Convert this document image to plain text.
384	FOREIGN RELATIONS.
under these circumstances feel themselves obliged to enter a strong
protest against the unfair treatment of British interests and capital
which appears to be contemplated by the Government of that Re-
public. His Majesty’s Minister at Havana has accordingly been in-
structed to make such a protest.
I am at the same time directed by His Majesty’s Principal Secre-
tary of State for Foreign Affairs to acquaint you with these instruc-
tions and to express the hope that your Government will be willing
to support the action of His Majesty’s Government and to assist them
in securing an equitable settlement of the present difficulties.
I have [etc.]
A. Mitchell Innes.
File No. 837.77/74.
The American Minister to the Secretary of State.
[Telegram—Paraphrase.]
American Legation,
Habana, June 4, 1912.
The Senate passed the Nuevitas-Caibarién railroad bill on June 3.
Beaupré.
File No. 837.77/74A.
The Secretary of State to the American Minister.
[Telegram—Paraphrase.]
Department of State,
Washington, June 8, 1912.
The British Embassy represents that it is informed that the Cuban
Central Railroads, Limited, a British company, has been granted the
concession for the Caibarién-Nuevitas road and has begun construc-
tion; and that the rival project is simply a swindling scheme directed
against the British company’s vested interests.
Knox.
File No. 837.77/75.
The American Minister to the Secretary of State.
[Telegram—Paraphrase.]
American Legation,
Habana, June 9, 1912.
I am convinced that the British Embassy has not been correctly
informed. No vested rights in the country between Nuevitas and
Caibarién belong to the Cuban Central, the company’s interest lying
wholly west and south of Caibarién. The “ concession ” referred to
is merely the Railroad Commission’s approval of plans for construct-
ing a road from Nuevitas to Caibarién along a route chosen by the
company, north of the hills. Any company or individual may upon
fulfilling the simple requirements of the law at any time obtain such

++++++++++++++++++++

**GIVEN TASK**.
Write out the full listing, keeping every line exactly as it is.

**WRITTEN SOLUTION**.
Convert this document image to plain text.
384	FOREIGN RELATIONS.
under these circumstances feel themselves obliged to enter a strong
protest against the unfair treatment of British interests and capital
which appears to be contemplated by the Government of that Re-
public. His Majesty’s Minister at Havana has accordingly been in-
structed to make such a protest.
I am at the same time directed by His Majesty’s Principal Secre-
tary of State for Foreign Affairs to acquaint you with these instruc-
tions and to express the hope that your Government will be willing
to support the action of His Majesty’s Government and to assist them
in securing an equitable settlement of the present difficulties.
I have [etc.]
A. Mitchell Innes.
File No. 837.77/74.
The American Minister to the Secretary of State.
[Telegram—Paraphrase.]
American Legation,
Habana, June 4, 1912.
The Senate passed the Nuevitas-Caibarién railroad bill on June 3.
Beaupré.
File No. 837.77/74A.
The Secretary of State to the American Minister.
[Telegram—Paraphrase.]
Department of State,
Washington, June 8, 1912.
The British Embassy represents that it is informed that the Cuban
Central Railroads, Limited, a British company, has been granted the
concession for the Caibarién-Nuevitas road and has begun construc-
tion; and that the rival project is simply a swindling scheme directed
against the British company’s vested interests.
Knox.
File No. 837.77/75.
The American Minister to the Secretary of State.
[Telegram—Paraphrase.]
American Legation,
Habana, June 9, 1912.
I am convinced that the British Embassy has not been correctly
informed. No vested rights in the country between Nuevitas and
Caibarién belong to the Cuban Central, the company’s interest lying
wholly west and south of Caibarién. The “ concession ” referred to
is merely the Railroad Commission’s approval of plans for construct-
ing a road from Nuevitas to Caibarién along a route chosen by the
company, north of the hills. Any company or individual may upon
fulfilling the simple requirements of the law at any time obtain such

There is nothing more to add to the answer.